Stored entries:
***

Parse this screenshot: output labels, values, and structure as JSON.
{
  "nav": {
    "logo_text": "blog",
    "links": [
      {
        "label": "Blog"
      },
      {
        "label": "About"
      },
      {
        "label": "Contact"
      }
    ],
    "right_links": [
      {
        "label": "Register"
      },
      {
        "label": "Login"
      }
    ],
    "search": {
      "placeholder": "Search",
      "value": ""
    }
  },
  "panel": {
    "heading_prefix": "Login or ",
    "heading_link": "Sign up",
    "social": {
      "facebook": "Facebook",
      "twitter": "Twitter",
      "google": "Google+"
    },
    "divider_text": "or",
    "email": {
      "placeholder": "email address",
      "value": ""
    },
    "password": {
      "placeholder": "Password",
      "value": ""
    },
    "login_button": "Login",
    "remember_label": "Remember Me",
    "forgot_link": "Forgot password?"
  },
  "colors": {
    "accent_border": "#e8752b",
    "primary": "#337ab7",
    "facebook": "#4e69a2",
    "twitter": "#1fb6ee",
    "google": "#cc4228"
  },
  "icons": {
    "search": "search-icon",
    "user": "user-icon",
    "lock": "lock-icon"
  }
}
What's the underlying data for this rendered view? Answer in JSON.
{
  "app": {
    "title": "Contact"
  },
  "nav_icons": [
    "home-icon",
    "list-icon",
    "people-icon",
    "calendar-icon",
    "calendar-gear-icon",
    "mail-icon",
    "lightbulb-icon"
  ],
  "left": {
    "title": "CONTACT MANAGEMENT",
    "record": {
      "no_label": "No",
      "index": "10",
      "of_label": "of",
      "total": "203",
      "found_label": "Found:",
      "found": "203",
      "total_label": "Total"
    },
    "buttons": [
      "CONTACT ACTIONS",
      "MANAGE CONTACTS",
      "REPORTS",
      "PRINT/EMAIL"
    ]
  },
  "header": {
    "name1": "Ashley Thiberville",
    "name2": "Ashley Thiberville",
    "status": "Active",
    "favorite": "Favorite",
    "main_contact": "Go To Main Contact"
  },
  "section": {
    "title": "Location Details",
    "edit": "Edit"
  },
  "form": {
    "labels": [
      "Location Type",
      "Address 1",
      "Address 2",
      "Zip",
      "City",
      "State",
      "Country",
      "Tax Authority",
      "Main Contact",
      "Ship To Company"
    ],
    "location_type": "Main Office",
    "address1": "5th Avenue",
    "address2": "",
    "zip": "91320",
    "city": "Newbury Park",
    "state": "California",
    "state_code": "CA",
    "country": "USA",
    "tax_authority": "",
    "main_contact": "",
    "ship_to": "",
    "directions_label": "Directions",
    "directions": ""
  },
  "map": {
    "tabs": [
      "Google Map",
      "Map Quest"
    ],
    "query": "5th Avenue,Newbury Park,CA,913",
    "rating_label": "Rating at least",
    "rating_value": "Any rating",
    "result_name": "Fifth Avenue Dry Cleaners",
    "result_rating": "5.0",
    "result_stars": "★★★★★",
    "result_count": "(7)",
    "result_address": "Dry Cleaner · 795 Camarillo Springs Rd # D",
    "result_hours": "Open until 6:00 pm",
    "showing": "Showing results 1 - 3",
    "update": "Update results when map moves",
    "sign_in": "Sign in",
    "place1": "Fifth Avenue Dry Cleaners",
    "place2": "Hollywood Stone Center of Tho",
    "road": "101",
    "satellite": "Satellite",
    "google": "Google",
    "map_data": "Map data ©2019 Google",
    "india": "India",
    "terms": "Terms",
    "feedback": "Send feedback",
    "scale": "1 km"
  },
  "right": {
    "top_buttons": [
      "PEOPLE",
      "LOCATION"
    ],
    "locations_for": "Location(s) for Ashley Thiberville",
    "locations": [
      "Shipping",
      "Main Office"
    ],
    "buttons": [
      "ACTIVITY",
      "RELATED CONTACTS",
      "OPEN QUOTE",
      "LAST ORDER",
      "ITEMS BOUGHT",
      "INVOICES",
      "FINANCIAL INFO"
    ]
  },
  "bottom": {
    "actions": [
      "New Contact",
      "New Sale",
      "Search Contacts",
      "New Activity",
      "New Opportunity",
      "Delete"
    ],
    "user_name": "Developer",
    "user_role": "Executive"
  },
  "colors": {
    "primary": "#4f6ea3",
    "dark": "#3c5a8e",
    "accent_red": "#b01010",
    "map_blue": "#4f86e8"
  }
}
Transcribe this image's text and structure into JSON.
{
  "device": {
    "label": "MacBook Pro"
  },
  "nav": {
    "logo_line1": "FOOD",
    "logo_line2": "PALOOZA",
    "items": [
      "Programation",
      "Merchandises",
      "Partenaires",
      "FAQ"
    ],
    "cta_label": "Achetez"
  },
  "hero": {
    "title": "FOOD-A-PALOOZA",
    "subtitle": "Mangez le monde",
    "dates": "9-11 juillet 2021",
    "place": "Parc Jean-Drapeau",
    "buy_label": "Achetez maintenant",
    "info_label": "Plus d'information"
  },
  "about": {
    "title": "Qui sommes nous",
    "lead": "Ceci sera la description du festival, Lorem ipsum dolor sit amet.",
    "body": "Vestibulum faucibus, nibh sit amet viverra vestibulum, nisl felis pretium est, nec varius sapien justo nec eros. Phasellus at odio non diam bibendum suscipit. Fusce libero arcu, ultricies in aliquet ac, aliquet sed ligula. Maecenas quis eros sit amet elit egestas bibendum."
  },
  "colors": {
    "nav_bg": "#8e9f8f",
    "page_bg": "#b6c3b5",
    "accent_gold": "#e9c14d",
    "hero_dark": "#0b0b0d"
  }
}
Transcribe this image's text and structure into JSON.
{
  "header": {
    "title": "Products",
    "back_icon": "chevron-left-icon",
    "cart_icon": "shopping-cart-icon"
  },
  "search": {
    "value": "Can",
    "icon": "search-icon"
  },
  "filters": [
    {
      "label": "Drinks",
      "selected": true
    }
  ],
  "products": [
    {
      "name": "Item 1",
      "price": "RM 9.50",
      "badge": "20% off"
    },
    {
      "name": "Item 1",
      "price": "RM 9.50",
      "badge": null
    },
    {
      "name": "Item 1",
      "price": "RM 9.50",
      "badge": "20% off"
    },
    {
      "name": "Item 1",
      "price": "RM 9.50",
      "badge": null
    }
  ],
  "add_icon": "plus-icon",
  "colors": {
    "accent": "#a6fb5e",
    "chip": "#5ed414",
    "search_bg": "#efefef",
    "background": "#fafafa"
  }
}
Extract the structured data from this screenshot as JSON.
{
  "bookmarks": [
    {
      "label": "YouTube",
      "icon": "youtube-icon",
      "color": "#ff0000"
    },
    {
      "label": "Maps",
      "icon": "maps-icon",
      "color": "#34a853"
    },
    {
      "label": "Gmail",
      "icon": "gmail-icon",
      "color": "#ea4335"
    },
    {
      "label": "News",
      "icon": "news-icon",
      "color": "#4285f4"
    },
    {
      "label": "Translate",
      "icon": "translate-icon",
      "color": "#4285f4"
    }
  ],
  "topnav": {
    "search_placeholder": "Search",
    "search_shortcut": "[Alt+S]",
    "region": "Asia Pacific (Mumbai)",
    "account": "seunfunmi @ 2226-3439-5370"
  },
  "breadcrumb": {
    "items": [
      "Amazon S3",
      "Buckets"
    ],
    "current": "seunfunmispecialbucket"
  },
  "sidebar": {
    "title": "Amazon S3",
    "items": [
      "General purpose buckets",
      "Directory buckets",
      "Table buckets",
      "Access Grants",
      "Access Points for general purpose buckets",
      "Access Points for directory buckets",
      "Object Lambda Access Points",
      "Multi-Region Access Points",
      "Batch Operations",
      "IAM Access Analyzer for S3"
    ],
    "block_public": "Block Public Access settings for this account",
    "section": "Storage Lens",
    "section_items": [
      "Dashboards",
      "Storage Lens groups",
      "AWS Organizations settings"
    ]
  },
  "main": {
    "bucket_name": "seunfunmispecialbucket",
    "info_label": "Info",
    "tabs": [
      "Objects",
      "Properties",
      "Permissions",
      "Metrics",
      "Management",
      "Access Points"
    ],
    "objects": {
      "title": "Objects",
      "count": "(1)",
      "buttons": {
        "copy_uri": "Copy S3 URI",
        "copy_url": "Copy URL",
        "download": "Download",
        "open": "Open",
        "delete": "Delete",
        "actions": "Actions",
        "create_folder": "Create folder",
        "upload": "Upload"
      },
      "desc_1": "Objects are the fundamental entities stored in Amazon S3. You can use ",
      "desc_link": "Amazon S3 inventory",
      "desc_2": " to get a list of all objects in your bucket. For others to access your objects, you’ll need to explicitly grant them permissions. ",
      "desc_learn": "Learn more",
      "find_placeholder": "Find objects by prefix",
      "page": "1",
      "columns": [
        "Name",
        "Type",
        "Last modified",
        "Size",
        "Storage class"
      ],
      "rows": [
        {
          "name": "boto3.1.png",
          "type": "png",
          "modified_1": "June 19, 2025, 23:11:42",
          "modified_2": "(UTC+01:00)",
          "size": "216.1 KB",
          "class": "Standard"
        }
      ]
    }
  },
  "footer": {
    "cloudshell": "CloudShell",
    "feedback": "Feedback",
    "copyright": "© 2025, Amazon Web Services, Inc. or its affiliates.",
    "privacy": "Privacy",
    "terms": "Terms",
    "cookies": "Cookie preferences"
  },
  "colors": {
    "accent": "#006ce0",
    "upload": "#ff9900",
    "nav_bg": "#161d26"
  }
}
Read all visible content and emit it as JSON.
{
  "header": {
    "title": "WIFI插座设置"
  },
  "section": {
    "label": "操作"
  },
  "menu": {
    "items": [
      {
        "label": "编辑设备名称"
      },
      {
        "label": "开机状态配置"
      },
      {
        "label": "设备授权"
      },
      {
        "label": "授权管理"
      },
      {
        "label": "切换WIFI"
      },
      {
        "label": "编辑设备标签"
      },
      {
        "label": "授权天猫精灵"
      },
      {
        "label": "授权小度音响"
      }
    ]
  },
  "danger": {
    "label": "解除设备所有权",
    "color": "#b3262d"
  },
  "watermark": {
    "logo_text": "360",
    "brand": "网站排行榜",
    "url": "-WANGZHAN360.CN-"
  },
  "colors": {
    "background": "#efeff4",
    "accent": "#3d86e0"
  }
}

***

TASK OBJECTIVE: Find the lines holding "Avenue" and list every one.

CORRECT RESULT:
    "address1": "5th Avenue",
    "query": "5th Avenue,Newbury Park,CA,913",
    "result_name": "Fifth Avenue Dry Cleaners",
    "place1": "Fifth Avenue Dry Cleaners",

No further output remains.